Exercise aim ▸ The listing below should be copied in full, word for word.

Dataset rows ▸
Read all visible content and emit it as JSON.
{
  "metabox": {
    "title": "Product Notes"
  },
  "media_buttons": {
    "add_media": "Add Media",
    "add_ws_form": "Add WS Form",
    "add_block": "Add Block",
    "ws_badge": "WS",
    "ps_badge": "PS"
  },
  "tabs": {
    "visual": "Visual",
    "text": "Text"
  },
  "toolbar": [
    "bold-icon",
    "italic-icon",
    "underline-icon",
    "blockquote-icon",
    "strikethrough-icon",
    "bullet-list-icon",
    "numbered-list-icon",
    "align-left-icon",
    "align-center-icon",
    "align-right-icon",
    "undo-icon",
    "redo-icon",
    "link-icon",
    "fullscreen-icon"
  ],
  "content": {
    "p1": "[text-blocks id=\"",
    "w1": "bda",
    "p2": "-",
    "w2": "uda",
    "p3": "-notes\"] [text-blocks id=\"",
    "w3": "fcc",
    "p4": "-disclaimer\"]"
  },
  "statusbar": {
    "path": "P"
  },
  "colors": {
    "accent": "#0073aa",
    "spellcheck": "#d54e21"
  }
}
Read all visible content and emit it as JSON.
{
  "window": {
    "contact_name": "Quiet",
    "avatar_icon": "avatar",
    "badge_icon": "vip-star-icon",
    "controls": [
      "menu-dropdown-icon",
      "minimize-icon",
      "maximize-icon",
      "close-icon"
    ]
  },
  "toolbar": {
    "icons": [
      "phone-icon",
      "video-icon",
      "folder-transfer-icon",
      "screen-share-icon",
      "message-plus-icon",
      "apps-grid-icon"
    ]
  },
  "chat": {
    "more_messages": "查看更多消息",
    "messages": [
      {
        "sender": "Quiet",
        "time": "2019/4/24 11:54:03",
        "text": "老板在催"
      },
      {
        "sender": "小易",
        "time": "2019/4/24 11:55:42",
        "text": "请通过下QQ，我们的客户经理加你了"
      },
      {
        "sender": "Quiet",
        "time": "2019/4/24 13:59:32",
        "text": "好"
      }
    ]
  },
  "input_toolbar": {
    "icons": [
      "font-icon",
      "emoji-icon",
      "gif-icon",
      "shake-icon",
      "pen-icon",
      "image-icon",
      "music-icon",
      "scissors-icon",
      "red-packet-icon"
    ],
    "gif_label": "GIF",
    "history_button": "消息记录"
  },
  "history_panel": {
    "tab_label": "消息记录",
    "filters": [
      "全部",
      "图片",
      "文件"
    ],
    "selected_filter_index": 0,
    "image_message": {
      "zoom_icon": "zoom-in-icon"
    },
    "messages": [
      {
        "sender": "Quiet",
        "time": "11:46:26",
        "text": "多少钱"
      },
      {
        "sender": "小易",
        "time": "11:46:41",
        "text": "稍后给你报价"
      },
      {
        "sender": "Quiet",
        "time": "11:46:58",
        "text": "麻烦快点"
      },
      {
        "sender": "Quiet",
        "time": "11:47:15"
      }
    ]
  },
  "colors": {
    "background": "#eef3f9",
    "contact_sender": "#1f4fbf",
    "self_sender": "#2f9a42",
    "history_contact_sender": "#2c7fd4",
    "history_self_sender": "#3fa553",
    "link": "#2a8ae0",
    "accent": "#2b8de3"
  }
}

Finished task ▸
Read all visible content and emit it as JSON.
{
  "metabox": {
    "title": "Product Notes"
  },
  "media_buttons": {
    "add_media": "Add Media",
    "add_ws_form": "Add WS Form",
    "add_block": "Add Block",
    "ws_badge": "WS",
    "ps_badge": "PS"
  },
  "tabs": {
    "visual": "Visual",
    "text": "Text"
  },
  "toolbar": [
    "bold-icon",
    "italic-icon",
    "underline-icon",
    "blockquote-icon",
    "strikethrough-icon",
    "bullet-list-icon",
    "numbered-list-icon",
    "align-left-icon",
    "align-center-icon",
    "align-right-icon",
    "undo-icon",
    "redo-icon",
    "link-icon",
    "fullscreen-icon"
  ],
  "content": {
    "p1": "[text-blocks id=\"",
    "w1": "bda",
    "p2": "-",
    "w2": "uda",
    "p3": "-notes\"] [text-blocks id=\"",
    "w3": "fcc",
    "p4": "-disclaimer\"]"
  },
  "statusbar": {
    "path": "P"
  },
  "colors": {
    "accent": "#0073aa",
    "spellcheck": "#d54e21"
  }
}
Read all visible content and emit it as JSON.
{
  "window": {
    "contact_name": "Quiet",
    "avatar_icon": "avatar",
    "badge_icon": "vip-star-icon",
    "controls": [
      "menu-dropdown-icon",
      "minimize-icon",
      "maximize-icon",
      "close-icon"
    ]
  },
  "toolbar": {
    "icons": [
      "phone-icon",
      "video-icon",
      "folder-transfer-icon",
      "screen-share-icon",
      "message-plus-icon",
      "apps-grid-icon"
    ]
  },
  "chat": {
    "more_messages": "查看更多消息",
    "messages": [
      {
        "sender": "Quiet",
        "time": "2019/4/24 11:54:03",
        "text": "老板在催"
      },
      {
        "sender": "小易",
        "time": "2019/4/24 11:55:42",
        "text": "请通过下QQ，我们的客户经理加你了"
      },
      {
        "sender": "Quiet",
        "time": "2019/4/24 13:59:32",
        "text": "好"
      }
    ]
  },
  "input_toolbar": {
    "icons": [
      "font-icon",
      "emoji-icon",
      "gif-icon",
      "shake-icon",
      "pen-icon",
      "image-icon",
      "music-icon",
      "scissors-icon",
      "red-packet-icon"
    ],
    "gif_label": "GIF",
    "history_button": "消息记录"
  },
  "history_panel": {
    "tab_label": "消息记录",
    "filters": [
      "全部",
      "图片",
      "文件"
    ],
    "selected_filter_index": 0,
    "image_message": {
      "zoom_icon": "zoom-in-icon"
    },
    "messages": [
      {
        "sender": "Quiet",
        "time": "11:46:26",
        "text": "多少钱"
      },
      {
        "sender": "小易",
        "time": "11:46:41",
        "text": "稍后给你报价"
      },
      {
        "sender": "Quiet",
        "time": "11:46:58",
        "text": "麻烦快点"
      },
      {
        "sender": "Quiet",
        "time": "11:47:15"
      }
    ]
  },
  "colors": {
    "background": "#eef3f9",
    "contact_sender": "#1f4fbf",
    "self_sender": "#2f9a42",
    "history_contact_sender": "#2c7fd4",
    "history_self_sender": "#3fa553",
    "link": "#2a8ae0",
    "accent": "#2b8de3"
  }
}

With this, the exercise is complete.